▶ _What is required_: Print, exactly and with both ends included, the lines below that run from the one containing "Decode this chart: output" to the one containing "What's the underlying". Pictures are omitted.

Chart and figure data:
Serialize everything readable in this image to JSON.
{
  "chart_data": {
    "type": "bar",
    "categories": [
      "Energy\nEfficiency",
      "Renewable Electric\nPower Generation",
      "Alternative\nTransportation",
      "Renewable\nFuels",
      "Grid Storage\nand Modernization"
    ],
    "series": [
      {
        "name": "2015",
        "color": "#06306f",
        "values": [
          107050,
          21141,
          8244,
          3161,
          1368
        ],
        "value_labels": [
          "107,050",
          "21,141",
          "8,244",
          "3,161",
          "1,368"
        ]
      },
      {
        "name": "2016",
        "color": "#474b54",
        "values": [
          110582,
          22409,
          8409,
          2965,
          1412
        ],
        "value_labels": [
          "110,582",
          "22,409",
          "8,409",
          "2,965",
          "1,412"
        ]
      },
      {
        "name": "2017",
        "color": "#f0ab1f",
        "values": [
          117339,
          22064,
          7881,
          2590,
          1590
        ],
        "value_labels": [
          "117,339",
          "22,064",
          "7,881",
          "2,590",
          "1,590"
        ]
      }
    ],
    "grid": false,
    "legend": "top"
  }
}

* * *

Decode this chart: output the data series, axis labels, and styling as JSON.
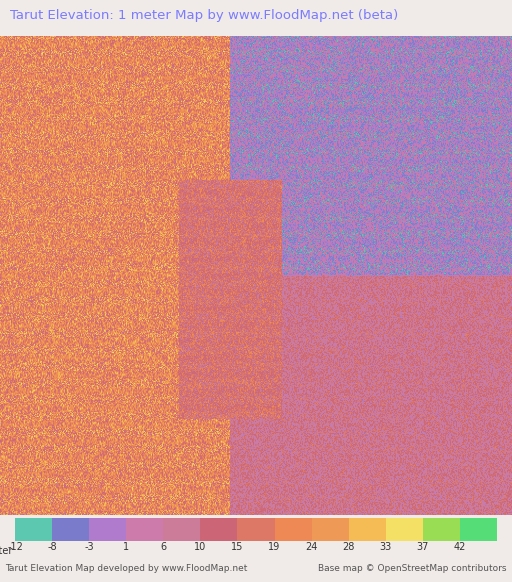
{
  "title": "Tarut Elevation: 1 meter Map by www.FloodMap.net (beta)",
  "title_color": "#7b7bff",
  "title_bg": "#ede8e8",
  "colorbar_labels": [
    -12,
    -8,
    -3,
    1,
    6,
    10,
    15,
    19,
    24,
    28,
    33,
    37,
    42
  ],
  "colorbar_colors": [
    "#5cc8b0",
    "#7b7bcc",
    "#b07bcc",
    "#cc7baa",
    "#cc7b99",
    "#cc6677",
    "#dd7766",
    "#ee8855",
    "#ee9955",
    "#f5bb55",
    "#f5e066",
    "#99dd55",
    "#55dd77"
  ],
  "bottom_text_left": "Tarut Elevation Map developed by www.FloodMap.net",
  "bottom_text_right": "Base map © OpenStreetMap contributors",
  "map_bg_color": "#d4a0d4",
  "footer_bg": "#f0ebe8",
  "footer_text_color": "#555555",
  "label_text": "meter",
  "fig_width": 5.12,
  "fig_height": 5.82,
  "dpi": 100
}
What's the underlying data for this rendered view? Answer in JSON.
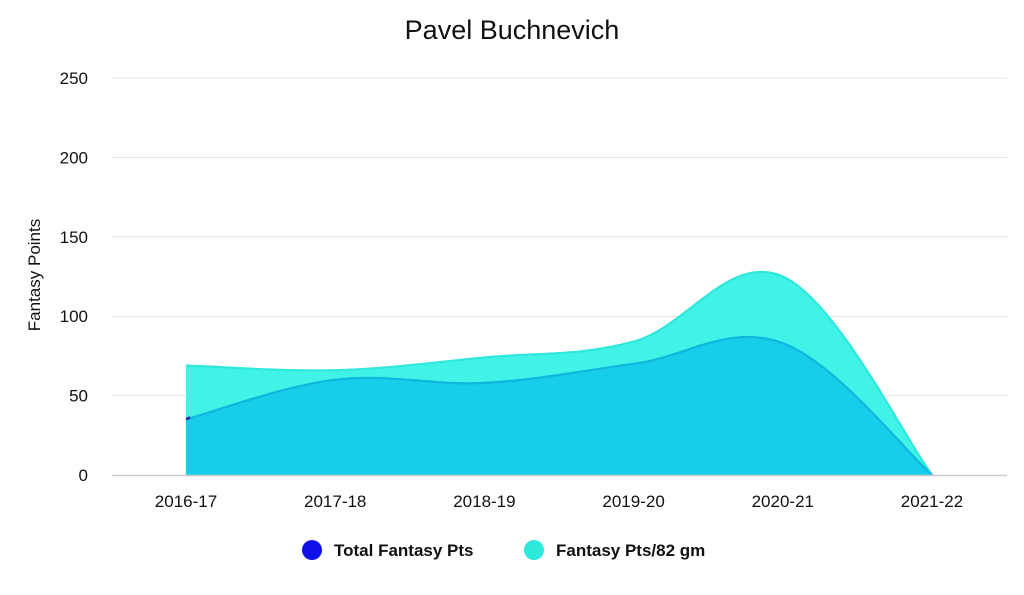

* * *

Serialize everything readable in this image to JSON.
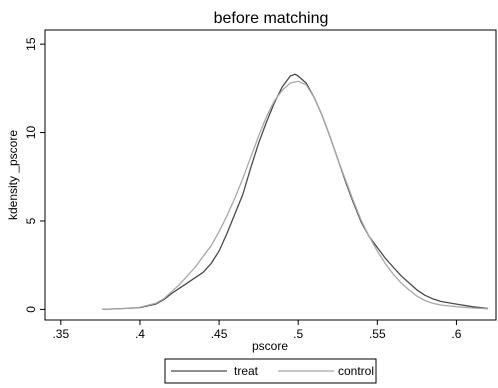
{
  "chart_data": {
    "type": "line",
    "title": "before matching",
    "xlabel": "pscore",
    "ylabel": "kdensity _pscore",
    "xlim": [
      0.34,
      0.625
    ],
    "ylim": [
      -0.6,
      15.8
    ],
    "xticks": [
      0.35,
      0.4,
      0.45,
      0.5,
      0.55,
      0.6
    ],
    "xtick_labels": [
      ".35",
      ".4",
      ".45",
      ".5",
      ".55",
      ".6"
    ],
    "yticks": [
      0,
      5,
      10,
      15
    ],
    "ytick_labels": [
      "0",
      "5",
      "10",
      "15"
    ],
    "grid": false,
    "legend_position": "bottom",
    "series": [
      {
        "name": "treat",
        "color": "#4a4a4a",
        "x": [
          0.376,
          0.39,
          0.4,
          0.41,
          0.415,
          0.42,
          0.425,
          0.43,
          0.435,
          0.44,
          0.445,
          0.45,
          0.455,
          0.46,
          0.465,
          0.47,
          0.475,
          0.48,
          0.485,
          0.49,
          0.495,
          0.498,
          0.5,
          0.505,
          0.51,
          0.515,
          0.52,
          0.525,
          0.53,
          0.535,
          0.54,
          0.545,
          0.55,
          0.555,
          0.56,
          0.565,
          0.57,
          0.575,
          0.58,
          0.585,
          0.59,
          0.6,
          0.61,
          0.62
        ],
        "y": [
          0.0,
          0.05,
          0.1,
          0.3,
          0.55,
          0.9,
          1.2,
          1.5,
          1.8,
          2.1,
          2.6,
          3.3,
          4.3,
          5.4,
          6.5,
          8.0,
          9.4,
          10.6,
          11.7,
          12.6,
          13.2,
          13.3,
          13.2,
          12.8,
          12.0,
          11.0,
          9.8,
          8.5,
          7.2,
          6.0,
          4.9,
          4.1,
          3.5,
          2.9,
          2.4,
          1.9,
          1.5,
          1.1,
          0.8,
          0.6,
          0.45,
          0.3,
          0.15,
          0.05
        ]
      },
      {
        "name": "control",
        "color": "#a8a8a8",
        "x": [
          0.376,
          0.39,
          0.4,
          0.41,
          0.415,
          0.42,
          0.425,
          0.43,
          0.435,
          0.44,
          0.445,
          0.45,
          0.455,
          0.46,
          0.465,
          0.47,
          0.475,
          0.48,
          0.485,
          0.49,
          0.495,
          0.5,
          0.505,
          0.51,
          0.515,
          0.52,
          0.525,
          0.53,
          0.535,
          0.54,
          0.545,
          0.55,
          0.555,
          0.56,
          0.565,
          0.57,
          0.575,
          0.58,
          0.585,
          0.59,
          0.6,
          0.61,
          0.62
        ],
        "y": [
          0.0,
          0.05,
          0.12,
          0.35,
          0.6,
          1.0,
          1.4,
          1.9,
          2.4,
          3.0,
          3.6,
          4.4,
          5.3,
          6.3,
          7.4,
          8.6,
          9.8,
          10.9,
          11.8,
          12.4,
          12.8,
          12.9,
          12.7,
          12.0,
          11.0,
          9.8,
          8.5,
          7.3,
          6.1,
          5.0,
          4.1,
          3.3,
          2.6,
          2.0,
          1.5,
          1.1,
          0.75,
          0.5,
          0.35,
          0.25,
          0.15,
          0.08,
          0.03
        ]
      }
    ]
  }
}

▶ _Response for this exercise_:
Decode this chart: output the data series, axis labels, and styling as JSON.
{
  "title": "Tarut Elevation: 1 meter Map by www.FloodMap.net (beta)",
  "title_color": "#7b7bff",
  "title_bg": "#ede8e8",
  "colorbar_labels": [
    -12,
    -8,
    -3,
    1,
    6,
    10,
    15,
    19,
    24,
    28,
    33,
    37,
    42
  ],
  "colorbar_colors": [
    "#5cc8b0",
    "#7b7bcc",
    "#b07bcc",
    "#cc7baa",
    "#cc7b99",
    "#cc6677",
    "#dd7766",
    "#ee8855",
    "#ee9955",
    "#f5bb55",
    "#f5e066",
    "#99dd55",
    "#55dd77"
  ],
  "bottom_text_left": "Tarut Elevation Map developed by www.FloodMap.net",
  "bottom_text_right": "Base map © OpenStreetMap contributors",
  "map_bg_color": "#d4a0d4",
  "footer_bg": "#f0ebe8",
  "footer_text_color": "#555555",
  "label_text": "meter",
  "fig_width": 5.12,
  "fig_height": 5.82,
  "dpi": 100
}
What's the underlying data for this rendered view? Answer in JSON.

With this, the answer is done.